Exercise goal:
Look through the records below for the word "RefSeq". Report how many lines have it, and only that number.

Data to use:
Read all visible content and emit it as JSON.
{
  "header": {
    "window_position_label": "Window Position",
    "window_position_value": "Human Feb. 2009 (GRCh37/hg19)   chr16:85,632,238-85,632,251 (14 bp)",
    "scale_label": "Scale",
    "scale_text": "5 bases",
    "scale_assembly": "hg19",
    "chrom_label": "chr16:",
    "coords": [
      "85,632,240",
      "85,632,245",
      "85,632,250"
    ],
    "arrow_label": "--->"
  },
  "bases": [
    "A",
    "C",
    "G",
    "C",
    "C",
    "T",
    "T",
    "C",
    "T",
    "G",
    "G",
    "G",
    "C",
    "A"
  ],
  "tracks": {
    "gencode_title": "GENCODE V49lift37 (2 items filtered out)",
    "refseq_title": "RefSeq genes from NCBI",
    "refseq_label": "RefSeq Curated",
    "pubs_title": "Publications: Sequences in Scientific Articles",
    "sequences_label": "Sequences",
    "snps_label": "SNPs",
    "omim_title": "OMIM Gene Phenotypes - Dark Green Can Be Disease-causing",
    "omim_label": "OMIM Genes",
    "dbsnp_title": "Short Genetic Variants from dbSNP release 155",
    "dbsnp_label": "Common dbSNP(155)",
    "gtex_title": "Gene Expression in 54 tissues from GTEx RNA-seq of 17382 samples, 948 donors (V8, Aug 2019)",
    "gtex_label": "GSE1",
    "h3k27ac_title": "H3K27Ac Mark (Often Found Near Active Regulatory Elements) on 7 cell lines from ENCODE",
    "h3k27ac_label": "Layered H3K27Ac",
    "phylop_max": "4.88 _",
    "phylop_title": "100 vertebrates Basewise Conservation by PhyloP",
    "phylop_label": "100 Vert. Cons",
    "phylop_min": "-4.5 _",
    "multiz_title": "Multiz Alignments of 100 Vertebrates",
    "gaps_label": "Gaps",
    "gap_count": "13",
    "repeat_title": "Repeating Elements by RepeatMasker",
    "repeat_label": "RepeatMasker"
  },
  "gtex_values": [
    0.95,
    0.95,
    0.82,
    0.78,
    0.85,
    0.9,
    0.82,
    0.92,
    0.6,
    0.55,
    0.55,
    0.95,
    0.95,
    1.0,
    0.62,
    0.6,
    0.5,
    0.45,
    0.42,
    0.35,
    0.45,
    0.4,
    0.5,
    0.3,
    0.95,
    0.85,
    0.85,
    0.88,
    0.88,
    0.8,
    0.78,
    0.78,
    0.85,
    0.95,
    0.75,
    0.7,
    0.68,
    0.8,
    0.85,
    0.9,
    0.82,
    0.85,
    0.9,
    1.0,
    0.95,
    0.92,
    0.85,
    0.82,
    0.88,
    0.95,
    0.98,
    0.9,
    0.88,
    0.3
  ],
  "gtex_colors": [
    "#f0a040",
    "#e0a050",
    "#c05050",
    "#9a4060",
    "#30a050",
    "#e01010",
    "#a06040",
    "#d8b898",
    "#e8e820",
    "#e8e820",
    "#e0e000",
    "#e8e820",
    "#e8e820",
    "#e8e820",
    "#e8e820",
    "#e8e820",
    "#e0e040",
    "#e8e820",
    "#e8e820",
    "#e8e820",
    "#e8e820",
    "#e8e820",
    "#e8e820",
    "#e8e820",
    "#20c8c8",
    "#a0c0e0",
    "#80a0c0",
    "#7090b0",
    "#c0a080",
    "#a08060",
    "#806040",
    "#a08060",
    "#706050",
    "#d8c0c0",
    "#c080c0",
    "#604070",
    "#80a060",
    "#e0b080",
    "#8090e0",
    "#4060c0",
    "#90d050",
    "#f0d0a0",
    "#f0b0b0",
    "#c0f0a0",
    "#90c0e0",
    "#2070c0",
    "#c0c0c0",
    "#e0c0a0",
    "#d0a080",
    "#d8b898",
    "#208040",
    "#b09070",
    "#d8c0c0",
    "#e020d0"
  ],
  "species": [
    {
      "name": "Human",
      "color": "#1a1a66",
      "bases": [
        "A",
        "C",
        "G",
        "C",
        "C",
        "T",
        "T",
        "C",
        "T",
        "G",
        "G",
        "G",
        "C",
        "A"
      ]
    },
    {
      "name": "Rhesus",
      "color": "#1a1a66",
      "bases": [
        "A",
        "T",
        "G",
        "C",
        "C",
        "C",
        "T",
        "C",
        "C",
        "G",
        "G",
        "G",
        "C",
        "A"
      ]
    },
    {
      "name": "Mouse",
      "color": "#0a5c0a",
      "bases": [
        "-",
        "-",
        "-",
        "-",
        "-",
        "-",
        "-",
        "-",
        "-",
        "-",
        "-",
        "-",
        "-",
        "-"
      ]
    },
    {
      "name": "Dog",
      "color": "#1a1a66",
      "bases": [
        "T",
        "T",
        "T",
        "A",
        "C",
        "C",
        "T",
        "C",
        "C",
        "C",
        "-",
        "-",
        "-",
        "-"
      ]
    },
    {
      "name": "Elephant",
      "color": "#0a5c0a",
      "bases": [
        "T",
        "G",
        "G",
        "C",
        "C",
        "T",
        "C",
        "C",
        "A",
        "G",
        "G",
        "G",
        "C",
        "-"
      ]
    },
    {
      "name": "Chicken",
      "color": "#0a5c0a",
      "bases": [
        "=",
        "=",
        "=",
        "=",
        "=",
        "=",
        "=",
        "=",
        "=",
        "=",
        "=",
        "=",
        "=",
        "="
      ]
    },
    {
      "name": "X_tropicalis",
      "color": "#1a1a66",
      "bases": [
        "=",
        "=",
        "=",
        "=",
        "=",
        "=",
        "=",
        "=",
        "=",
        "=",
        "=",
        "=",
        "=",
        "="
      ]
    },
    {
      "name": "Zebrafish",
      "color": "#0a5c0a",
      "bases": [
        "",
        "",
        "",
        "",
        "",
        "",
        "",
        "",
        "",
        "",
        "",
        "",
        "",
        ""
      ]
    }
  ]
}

Task response:
2